*Required work*:
Without omitting anything, return the records precisely as given.

*The input*:
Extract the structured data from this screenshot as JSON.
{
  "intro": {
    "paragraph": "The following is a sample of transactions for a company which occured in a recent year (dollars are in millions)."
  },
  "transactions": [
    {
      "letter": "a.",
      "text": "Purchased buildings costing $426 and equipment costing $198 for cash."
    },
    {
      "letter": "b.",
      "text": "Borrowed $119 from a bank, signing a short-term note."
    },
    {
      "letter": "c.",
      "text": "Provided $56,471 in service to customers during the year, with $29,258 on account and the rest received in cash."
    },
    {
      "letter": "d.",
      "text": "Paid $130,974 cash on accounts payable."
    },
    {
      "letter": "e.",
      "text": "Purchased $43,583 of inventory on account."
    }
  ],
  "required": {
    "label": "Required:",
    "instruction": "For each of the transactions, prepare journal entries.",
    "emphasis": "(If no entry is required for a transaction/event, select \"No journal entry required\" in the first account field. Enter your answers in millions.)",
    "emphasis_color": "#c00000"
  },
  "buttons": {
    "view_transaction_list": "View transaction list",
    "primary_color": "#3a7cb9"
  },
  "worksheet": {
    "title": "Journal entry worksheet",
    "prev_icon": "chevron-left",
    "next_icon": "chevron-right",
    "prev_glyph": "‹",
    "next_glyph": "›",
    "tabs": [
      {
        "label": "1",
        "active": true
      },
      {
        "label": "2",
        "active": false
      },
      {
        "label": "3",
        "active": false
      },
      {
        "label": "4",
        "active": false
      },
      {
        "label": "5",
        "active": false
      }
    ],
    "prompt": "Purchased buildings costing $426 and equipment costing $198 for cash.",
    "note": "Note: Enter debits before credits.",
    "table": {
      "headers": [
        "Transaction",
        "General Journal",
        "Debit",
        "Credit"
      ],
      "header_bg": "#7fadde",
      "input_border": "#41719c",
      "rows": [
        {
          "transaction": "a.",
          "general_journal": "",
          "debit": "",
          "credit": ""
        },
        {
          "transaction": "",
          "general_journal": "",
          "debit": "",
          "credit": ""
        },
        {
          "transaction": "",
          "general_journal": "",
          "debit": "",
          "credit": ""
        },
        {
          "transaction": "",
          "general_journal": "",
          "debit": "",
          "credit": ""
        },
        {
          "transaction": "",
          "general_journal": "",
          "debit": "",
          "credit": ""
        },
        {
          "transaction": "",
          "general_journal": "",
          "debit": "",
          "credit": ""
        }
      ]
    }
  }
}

*Written response*:
Extract the structured data from this screenshot as JSON.
{
  "intro": {
    "paragraph": "The following is a sample of transactions for a company which occured in a recent year (dollars are in millions)."
  },
  "transactions": [
    {
      "letter": "a.",
      "text": "Purchased buildings costing $426 and equipment costing $198 for cash."
    },
    {
      "letter": "b.",
      "text": "Borrowed $119 from a bank, signing a short-term note."
    },
    {
      "letter": "c.",
      "text": "Provided $56,471 in service to customers during the year, with $29,258 on account and the rest received in cash."
    },
    {
      "letter": "d.",
      "text": "Paid $130,974 cash on accounts payable."
    },
    {
      "letter": "e.",
      "text": "Purchased $43,583 of inventory on account."
    }
  ],
  "required": {
    "label": "Required:",
    "instruction": "For each of the transactions, prepare journal entries.",
    "emphasis": "(If no entry is required for a transaction/event, select \"No journal entry required\" in the first account field. Enter your answers in millions.)",
    "emphasis_color": "#c00000"
  },
  "buttons": {
    "view_transaction_list": "View transaction list",
    "primary_color": "#3a7cb9"
  },
  "worksheet": {
    "title": "Journal entry worksheet",
    "prev_icon": "chevron-left",
    "next_icon": "chevron-right",
    "prev_glyph": "‹",
    "next_glyph": "›",
    "tabs": [
      {
        "label": "1",
        "active": true
      },
      {
        "label": "2",
        "active": false
      },
      {
        "label": "3",
        "active": false
      },
      {
        "label": "4",
        "active": false
      },
      {
        "label": "5",
        "active": false
      }
    ],
    "prompt": "Purchased buildings costing $426 and equipment costing $198 for cash.",
    "note": "Note: Enter debits before credits.",
    "table": {
      "headers": [
        "Transaction",
        "General Journal",
        "Debit",
        "Credit"
      ],
      "header_bg": "#7fadde",
      "input_border": "#41719c",
      "rows": [
        {
          "transaction": "a.",
          "general_journal": "",
          "debit": "",
          "credit": ""
        },
        {
          "transaction": "",
          "general_journal": "",
          "debit": "",
          "credit": ""
        },
        {
          "transaction": "",
          "general_journal": "",
          "debit": "",
          "credit": ""
        },
        {
          "transaction": "",
          "general_journal": "",
          "debit": "",
          "credit": ""
        },
        {
          "transaction": "",
          "general_journal": "",
          "debit": "",
          "credit": ""
        },
        {
          "transaction": "",
          "general_journal": "",
          "debit": "",
          "credit": ""
        }
      ]
    }
  }
}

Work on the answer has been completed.